Dataset entries on figures:
++++

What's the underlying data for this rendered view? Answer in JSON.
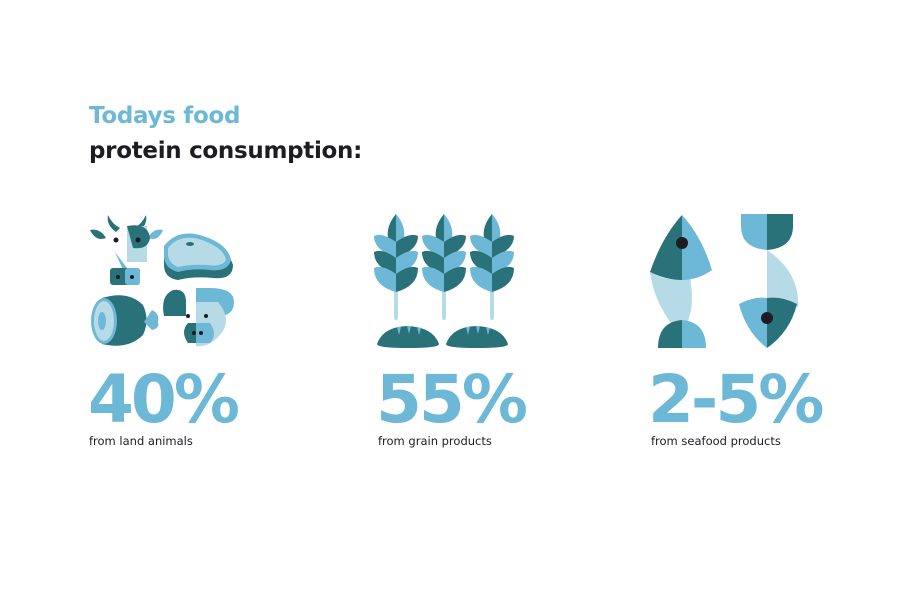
{
  "heading": {
    "line1": "Todays food",
    "line2": "protein consumption:"
  },
  "colors": {
    "accent": "#6db8d6",
    "dark": "#2a7279",
    "pale": "#b7dbe6",
    "text": "#1c1c22"
  },
  "stats": [
    {
      "value": "40%",
      "label": "from land animals",
      "icon": "land-animals-icon"
    },
    {
      "value": "55%",
      "label": "from grain products",
      "icon": "grain-icon"
    },
    {
      "value": "2-5%",
      "label": "from seafood products",
      "icon": "fish-icon"
    }
  ]
}
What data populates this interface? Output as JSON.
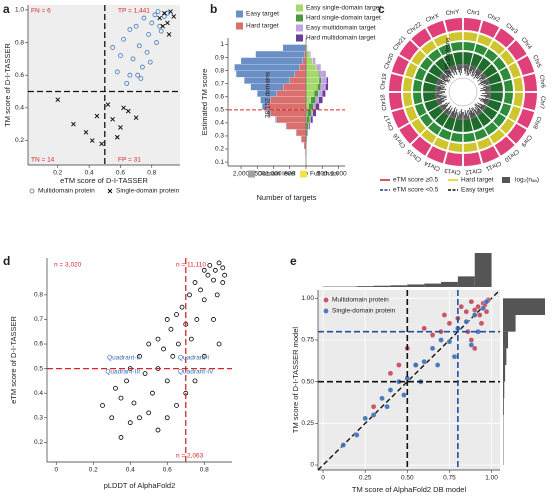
{
  "chart_data": [
    {
      "type": "scatter",
      "panel_label": "a",
      "x_label": "eTM score of D-I-TASSER",
      "y_label": "TM score of D-I-TASSER",
      "xlim": [
        0.01,
        0.98
      ],
      "ylim": [
        0.05,
        1.03
      ],
      "xticks": [
        0.2,
        0.4,
        0.6,
        0.8
      ],
      "yticks": [
        0.2,
        0.4,
        0.6,
        0.8,
        {
          "value": 1,
          "label": "1.0"
        }
      ],
      "background": "#eeeeee",
      "vlines": [
        0.5
      ],
      "hlines": [
        0.5
      ],
      "ref_color": "#111111",
      "annotations": [
        {
          "text": "FN = 6",
          "color": "#d62728"
        },
        {
          "text": "TP = 1,441",
          "color": "#d62728"
        },
        {
          "text": "TN = 14",
          "color": "#d62728"
        },
        {
          "text": "FP = 31",
          "color": "#d62728"
        }
      ],
      "series": [
        {
          "name": "Multidomain protein",
          "color": "#3b78c4",
          "marker": "circle",
          "x": [
            0.62,
            0.66,
            0.7,
            0.72,
            0.75,
            0.78,
            0.8,
            0.82,
            0.85,
            0.88,
            0.9,
            0.68,
            0.74,
            0.77,
            0.83,
            0.86,
            0.58,
            0.64,
            0.71,
            0.79,
            0.55,
            0.6,
            0.66,
            0.73,
            0.84
          ],
          "y": [
            0.82,
            0.88,
            0.9,
            0.78,
            0.95,
            0.85,
            0.92,
            0.97,
            0.9,
            0.96,
            0.98,
            0.7,
            0.65,
            0.74,
            0.8,
            0.87,
            0.62,
            0.55,
            0.6,
            0.68,
            0.77,
            0.72,
            0.6,
            0.58,
            0.99
          ]
        },
        {
          "name": "Single-domain protein",
          "color": "#000000",
          "marker": "cross",
          "x": [
            0.85,
            0.88,
            0.9,
            0.92,
            0.94,
            0.87,
            0.91,
            0.3,
            0.38,
            0.45,
            0.42,
            0.55,
            0.6,
            0.52,
            0.65,
            0.2,
            0.48,
            0.58,
            0.62,
            0.7
          ],
          "y": [
            0.95,
            0.98,
            0.92,
            0.99,
            0.96,
            0.9,
            0.85,
            0.3,
            0.25,
            0.35,
            0.2,
            0.33,
            0.28,
            0.42,
            0.38,
            0.45,
            0.18,
            0.22,
            0.4,
            0.34
          ]
        }
      ]
    },
    {
      "type": "pyramid",
      "panel_label": "b",
      "x_label": "Number of targets",
      "y_label": "Estimated TM score",
      "xlim": [
        -2400,
        1200
      ],
      "ylim": [
        0.07,
        1.05
      ],
      "xticks": [
        {
          "value": -2000,
          "label": "2,000"
        },
        {
          "value": -1500,
          "label": "1,500"
        },
        {
          "value": -1000,
          "label": "1,000"
        },
        {
          "value": -500,
          "label": "500"
        },
        0,
        500,
        {
          "value": 1000,
          "label": "1,000"
        }
      ],
      "yticks": [
        0.1,
        0.2,
        0.3,
        0.4,
        0.5,
        0.6,
        0.7,
        0.8,
        0.9,
        1
      ],
      "hlines": [
        0.5
      ],
      "ref_color": "#d62728",
      "annotations": [
        {
          "text": "28,152 domains",
          "color": "#222222"
        }
      ],
      "bins": [
        0.1,
        0.15,
        0.2,
        0.25,
        0.3,
        0.35,
        0.4,
        0.45,
        0.5,
        0.55,
        0.6,
        0.65,
        0.7,
        0.75,
        0.8,
        0.85,
        0.9,
        0.95,
        1.0
      ],
      "left_series": [
        {
          "name": "Hard target",
          "color": "#d9706e",
          "values": [
            5,
            20,
            60,
            150,
            300,
            600,
            900,
            1100,
            1200,
            1100,
            900,
            700,
            500,
            350,
            200,
            100,
            50,
            10
          ]
        },
        {
          "name": "Easy target",
          "color": "#6a8fc7",
          "values": [
            0,
            0,
            0,
            5,
            10,
            20,
            40,
            80,
            150,
            300,
            600,
            1000,
            1400,
            1800,
            2000,
            1900,
            1500,
            700
          ]
        }
      ],
      "right_series": [
        {
          "name": "Easy single-domain target",
          "color": "#a6d96a",
          "values": [
            0,
            0,
            0,
            0,
            5,
            10,
            20,
            40,
            80,
            150,
            250,
            350,
            400,
            380,
            300,
            200,
            100,
            30
          ]
        },
        {
          "name": "Hard single-domain target",
          "color": "#4a9a3c",
          "values": [
            0,
            2,
            5,
            15,
            30,
            60,
            100,
            130,
            150,
            150,
            130,
            100,
            70,
            40,
            20,
            10,
            5,
            0
          ]
        },
        {
          "name": "Easy multidomain target",
          "color": "#c2a5e0",
          "values": [
            0,
            0,
            0,
            2,
            5,
            10,
            20,
            40,
            60,
            90,
            120,
            150,
            160,
            150,
            120,
            80,
            40,
            10
          ]
        },
        {
          "name": "Hard multidomain target",
          "color": "#6a3d9a",
          "values": [
            0,
            1,
            3,
            10,
            20,
            40,
            70,
            100,
            120,
            120,
            100,
            80,
            50,
            30,
            15,
            5,
            2,
            0
          ]
        }
      ],
      "outline_legend": [
        {
          "name": "Domain level",
          "color": "#a0a0a0"
        },
        {
          "name": "Full chain",
          "color": "#f3e24a"
        }
      ]
    },
    {
      "type": "circos",
      "panel_label": "c",
      "labels": [
        "Chr1",
        "Chr2",
        "Chr3",
        "Chr4",
        "Chr5",
        "Chr6",
        "Chr7",
        "Chr8",
        "Chr9",
        "Chr10",
        "Chr11",
        "Chr12",
        "Chr13",
        "Chr14",
        "Chr15",
        "Chr16",
        "Chr17",
        "Chr18",
        "Chr19",
        "Chr20",
        "Chr21",
        "Chr22",
        "ChrX",
        "ChrY"
      ],
      "annotations": [
        {
          "text": "14,195 proteins",
          "color": "#222222"
        }
      ],
      "legend": [
        {
          "name": "eTM score ≥0.5",
          "color": "#d7263d",
          "style": "line"
        },
        {
          "name": "eTM score <0.5",
          "color": "#1f3a93",
          "style": "dash"
        },
        {
          "name": "Hard target",
          "color": "#e6d21e",
          "style": "line"
        },
        {
          "name": "Easy target",
          "color": "#111111",
          "style": "dash"
        },
        {
          "name": "log₂(nₐₐ)",
          "color": "#555555",
          "style": "box"
        }
      ]
    },
    {
      "type": "scatter",
      "panel_label": "d",
      "x_label": "pLDDT of AlphaFold2",
      "y_label": "eTM score of D-I-TASSER",
      "xlim": [
        -0.05,
        0.95
      ],
      "ylim": [
        0.12,
        0.95
      ],
      "xticks": [
        0,
        0.2,
        0.4,
        0.6,
        0.8
      ],
      "yticks": [
        0.2,
        0.3,
        0.4,
        0.5,
        0.6,
        0.7,
        0.8
      ],
      "vlines": [
        0.7
      ],
      "hlines": [
        0.5
      ],
      "ref_color": "#d62728",
      "color": "#000000",
      "marker": "circle",
      "annotations": [
        {
          "text": "n = 3,020",
          "color": "#d62728"
        },
        {
          "text": "n = 11,110",
          "color": "#d62728"
        },
        {
          "text": "n = 2,063",
          "color": "#d62728"
        },
        {
          "text": "Quadrant-II",
          "color": "#2f6db5"
        },
        {
          "text": "Quadrant-I",
          "color": "#2f6db5"
        },
        {
          "text": "Quadrant-III",
          "color": "#2f6db5"
        },
        {
          "text": "Quadrant-IV",
          "color": "#2f6db5"
        }
      ],
      "x": [
        0.25,
        0.3,
        0.32,
        0.35,
        0.38,
        0.4,
        0.42,
        0.45,
        0.48,
        0.5,
        0.52,
        0.55,
        0.55,
        0.58,
        0.6,
        0.6,
        0.62,
        0.63,
        0.65,
        0.66,
        0.68,
        0.7,
        0.72,
        0.73,
        0.75,
        0.76,
        0.78,
        0.8,
        0.8,
        0.82,
        0.83,
        0.85,
        0.86,
        0.87,
        0.88,
        0.9,
        0.9,
        0.91,
        0.4,
        0.5,
        0.6,
        0.7,
        0.75,
        0.8,
        0.85,
        0.65,
        0.55,
        0.45,
        0.35,
        0.88
      ],
      "y": [
        0.35,
        0.3,
        0.42,
        0.38,
        0.45,
        0.5,
        0.36,
        0.55,
        0.48,
        0.6,
        0.4,
        0.62,
        0.5,
        0.58,
        0.7,
        0.45,
        0.66,
        0.55,
        0.72,
        0.6,
        0.75,
        0.68,
        0.8,
        0.62,
        0.85,
        0.7,
        0.82,
        0.9,
        0.78,
        0.88,
        0.92,
        0.86,
        0.9,
        0.8,
        0.93,
        0.91,
        0.85,
        0.88,
        0.28,
        0.32,
        0.3,
        0.4,
        0.45,
        0.55,
        0.7,
        0.35,
        0.25,
        0.3,
        0.22,
        0.6
      ]
    },
    {
      "type": "scatter",
      "panel_label": "e",
      "x_label": "TM score of AlphaFold2 DB model",
      "y_label": "TM score of D-I-TASSER model",
      "xlim": [
        -0.03,
        1.05
      ],
      "ylim": [
        -0.03,
        1.05
      ],
      "xticks": [
        0,
        0.25,
        {
          "value": 0.5,
          "label": "0.50"
        },
        0.75,
        {
          "value": 1,
          "label": "1.00"
        }
      ],
      "yticks": [
        0,
        0.25,
        {
          "value": 0.5,
          "label": "0.50"
        },
        0.75,
        {
          "value": 1,
          "label": "1.00"
        }
      ],
      "background": "#ebebeb",
      "grid": true,
      "diagonal": true,
      "ref_lines": [
        {
          "value": 0.5,
          "color": "#111111"
        },
        {
          "value": 0.8,
          "color": "#1f4ea3"
        }
      ],
      "series": [
        {
          "name": "Multidomain protein",
          "color": "#c0485a",
          "marker": "dot",
          "x": [
            0.95,
            0.92,
            0.9,
            0.88,
            0.85,
            0.98,
            0.96,
            0.93,
            0.8,
            0.75,
            0.7,
            0.65,
            0.6,
            0.5,
            0.45,
            0.4,
            0.88,
            0.9,
            0.3,
            0.55,
            0.72,
            0.82,
            0.97,
            0.94,
            0.86
          ],
          "y": [
            0.97,
            0.95,
            0.93,
            0.98,
            0.92,
            0.99,
            0.96,
            0.9,
            0.88,
            0.85,
            0.8,
            0.78,
            0.82,
            0.7,
            0.6,
            0.55,
            0.75,
            0.7,
            0.35,
            0.6,
            0.9,
            0.95,
            0.92,
            0.85,
            0.8
          ]
        },
        {
          "name": "Single-domain protein",
          "color": "#3d6fb6",
          "marker": "dot",
          "x": [
            0.12,
            0.2,
            0.25,
            0.3,
            0.35,
            0.4,
            0.45,
            0.5,
            0.55,
            0.6,
            0.65,
            0.7,
            0.75,
            0.8,
            0.85,
            0.9,
            0.95,
            0.97,
            0.92,
            0.78,
            0.68,
            0.58,
            0.48,
            0.38,
            0.88
          ],
          "y": [
            0.12,
            0.18,
            0.28,
            0.3,
            0.4,
            0.45,
            0.5,
            0.52,
            0.6,
            0.62,
            0.7,
            0.75,
            0.74,
            0.82,
            0.86,
            0.9,
            0.94,
            0.98,
            0.8,
            0.65,
            0.6,
            0.5,
            0.42,
            0.35,
            0.72
          ]
        }
      ],
      "marginal_bins": [
        0,
        0.1,
        0.2,
        0.3,
        0.4,
        0.5,
        0.6,
        0.7,
        0.8,
        0.9,
        1.0
      ],
      "marginal_x_counts": [
        1,
        1,
        2,
        3,
        4,
        6,
        8,
        12,
        25,
        80
      ],
      "marginal_y_counts": [
        1,
        1,
        1,
        2,
        3,
        5,
        8,
        12,
        30,
        100
      ],
      "marginal_color": "#555555"
    }
  ]
}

++++

◆ **WHAT YOU SHOULD DO**
Search the data above for lines holding "Quadrant" and copy each of them.

◆ **ANSWER AREA**
          "text": "Quadrant-II",
          "text": "Quadrant-I",
          "text": "Quadrant-III",
          "text": "Quadrant-IV",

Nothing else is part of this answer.